● Directive
Images do not belong in the copy. Retype all the entries below exactly.

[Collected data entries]
____________________

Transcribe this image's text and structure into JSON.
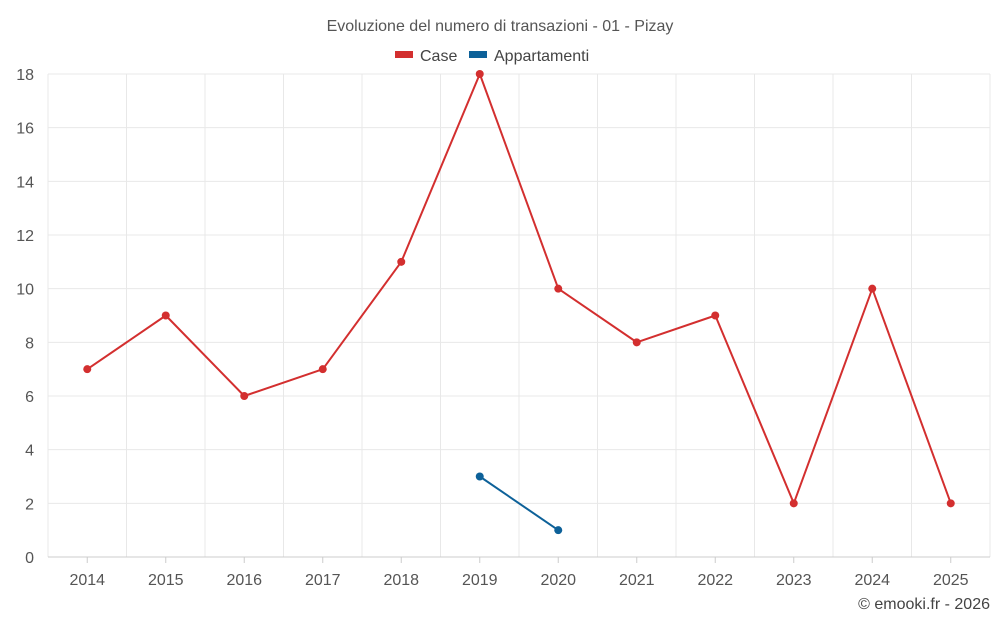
{
  "chart_data": {
    "type": "line",
    "title": "Evoluzione del numero di transazioni - 01 - Pizay",
    "categories": [
      "2014",
      "2015",
      "2016",
      "2017",
      "2018",
      "2019",
      "2020",
      "2021",
      "2022",
      "2023",
      "2024",
      "2025"
    ],
    "series": [
      {
        "name": "Case",
        "color": "#d32f2f",
        "values": [
          7,
          9,
          6,
          7,
          11,
          18,
          10,
          8,
          9,
          2,
          10,
          2
        ]
      },
      {
        "name": "Appartamenti",
        "color": "#0d6199",
        "values": [
          null,
          null,
          null,
          null,
          null,
          3,
          1,
          null,
          null,
          null,
          null,
          null
        ]
      }
    ],
    "ylim": [
      0,
      18
    ],
    "yticks": [
      0,
      2,
      4,
      6,
      8,
      10,
      12,
      14,
      16,
      18
    ],
    "grid": true,
    "legend_position": "top-center",
    "credit": "© emooki.fr - 2026"
  }
}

____________________

● Finished answer
Transcribe this image's text and structure into JSON.
{
  "chart_data": {
    "type": "line",
    "title": "Evoluzione del numero di transazioni - 01 - Pizay",
    "categories": [
      "2014",
      "2015",
      "2016",
      "2017",
      "2018",
      "2019",
      "2020",
      "2021",
      "2022",
      "2023",
      "2024",
      "2025"
    ],
    "series": [
      {
        "name": "Case",
        "color": "#d32f2f",
        "values": [
          7,
          9,
          6,
          7,
          11,
          18,
          10,
          8,
          9,
          2,
          10,
          2
        ]
      },
      {
        "name": "Appartamenti",
        "color": "#0d6199",
        "values": [
          null,
          null,
          null,
          null,
          null,
          3,
          1,
          null,
          null,
          null,
          null,
          null
        ]
      }
    ],
    "ylim": [
      0,
      18
    ],
    "yticks": [
      0,
      2,
      4,
      6,
      8,
      10,
      12,
      14,
      16,
      18
    ],
    "grid": true,
    "legend_position": "top-center",
    "credit": "© emooki.fr - 2026"
  }
}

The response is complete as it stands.